◆ **Written problem**: Filter the entries below, keeping only lines with the word "最高速度".

-- start --

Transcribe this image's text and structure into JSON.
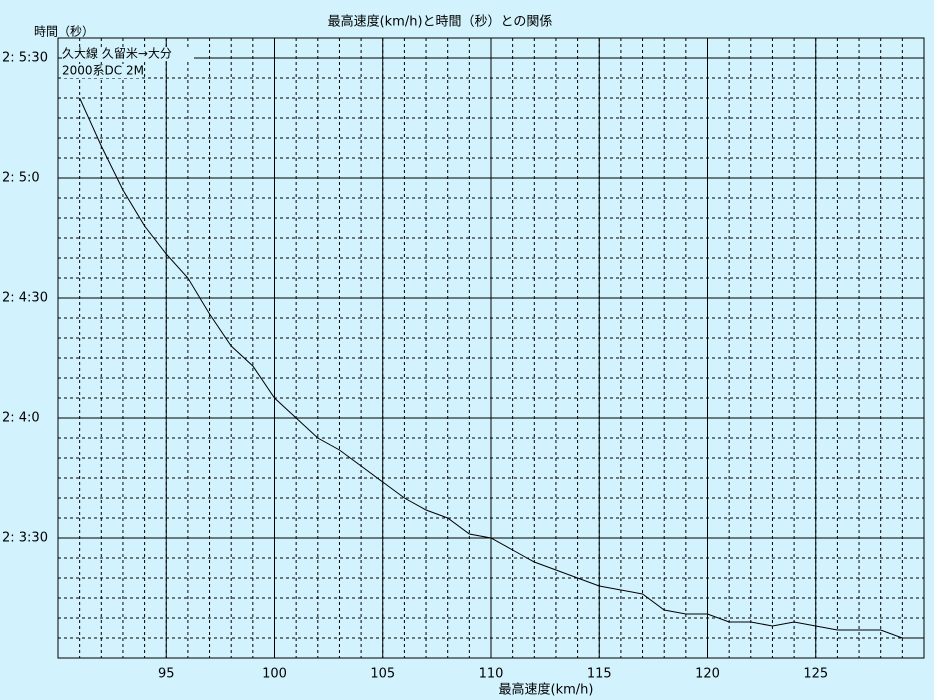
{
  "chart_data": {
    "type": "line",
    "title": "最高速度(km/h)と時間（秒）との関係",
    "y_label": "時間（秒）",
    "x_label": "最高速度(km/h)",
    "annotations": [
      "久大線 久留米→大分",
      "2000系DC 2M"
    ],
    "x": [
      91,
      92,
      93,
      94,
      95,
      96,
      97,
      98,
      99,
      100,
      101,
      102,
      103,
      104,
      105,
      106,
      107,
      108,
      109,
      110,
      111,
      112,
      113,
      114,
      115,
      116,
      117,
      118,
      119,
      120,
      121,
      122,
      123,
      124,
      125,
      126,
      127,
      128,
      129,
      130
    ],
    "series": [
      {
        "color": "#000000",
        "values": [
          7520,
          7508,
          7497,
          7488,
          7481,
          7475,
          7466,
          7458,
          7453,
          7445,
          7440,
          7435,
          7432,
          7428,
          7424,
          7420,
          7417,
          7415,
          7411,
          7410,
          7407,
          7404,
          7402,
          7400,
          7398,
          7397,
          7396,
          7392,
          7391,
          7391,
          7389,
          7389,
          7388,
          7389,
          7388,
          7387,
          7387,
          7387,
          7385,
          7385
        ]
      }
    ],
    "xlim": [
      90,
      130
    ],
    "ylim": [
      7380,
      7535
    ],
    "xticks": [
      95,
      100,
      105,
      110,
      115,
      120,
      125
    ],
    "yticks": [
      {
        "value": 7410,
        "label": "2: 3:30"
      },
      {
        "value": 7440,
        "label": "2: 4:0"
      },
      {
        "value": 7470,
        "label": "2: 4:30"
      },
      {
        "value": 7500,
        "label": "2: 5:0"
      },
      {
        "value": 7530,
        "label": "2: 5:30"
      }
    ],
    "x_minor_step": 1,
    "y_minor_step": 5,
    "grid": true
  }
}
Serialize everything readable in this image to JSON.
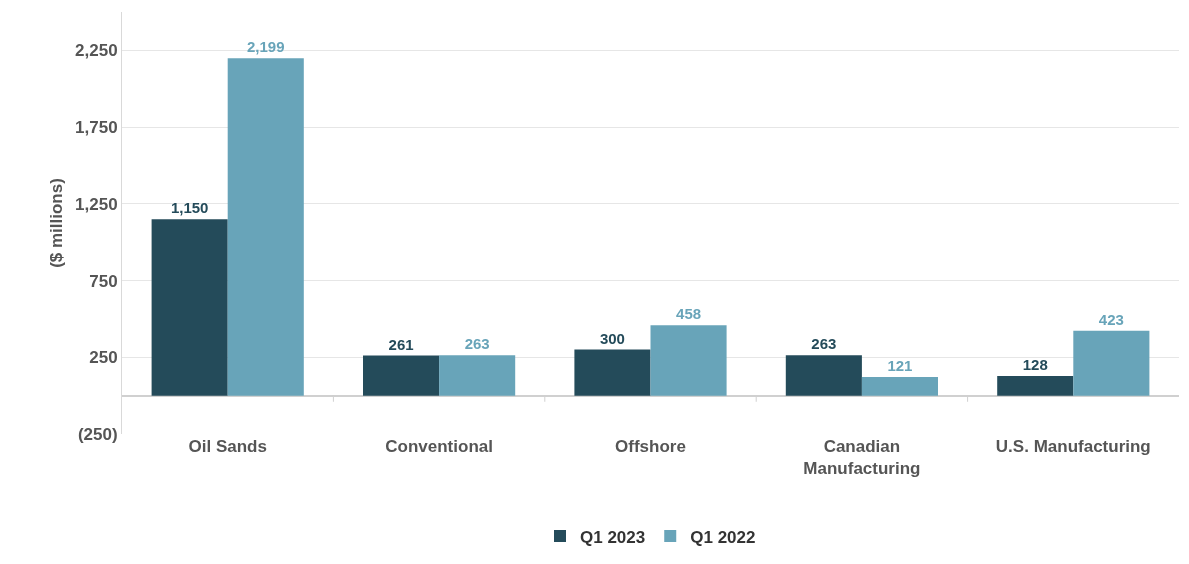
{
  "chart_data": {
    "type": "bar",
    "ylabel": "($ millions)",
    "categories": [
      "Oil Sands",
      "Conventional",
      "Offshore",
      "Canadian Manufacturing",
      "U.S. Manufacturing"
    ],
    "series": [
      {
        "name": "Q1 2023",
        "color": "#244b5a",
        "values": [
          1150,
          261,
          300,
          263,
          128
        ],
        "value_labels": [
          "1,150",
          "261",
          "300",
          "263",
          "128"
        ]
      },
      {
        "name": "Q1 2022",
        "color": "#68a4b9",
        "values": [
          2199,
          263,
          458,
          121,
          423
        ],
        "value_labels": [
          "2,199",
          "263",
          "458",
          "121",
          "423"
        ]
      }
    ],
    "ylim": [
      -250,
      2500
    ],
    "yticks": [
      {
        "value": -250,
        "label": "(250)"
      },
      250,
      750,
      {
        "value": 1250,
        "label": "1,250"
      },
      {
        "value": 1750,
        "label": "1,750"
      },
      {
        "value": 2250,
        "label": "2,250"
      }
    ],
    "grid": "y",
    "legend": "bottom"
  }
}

-- end --

◆ **Solution for this exercise**:
    "title": "最高速度(km/h)と時間（秒）との関係",
    "x_label": "最高速度(km/h)",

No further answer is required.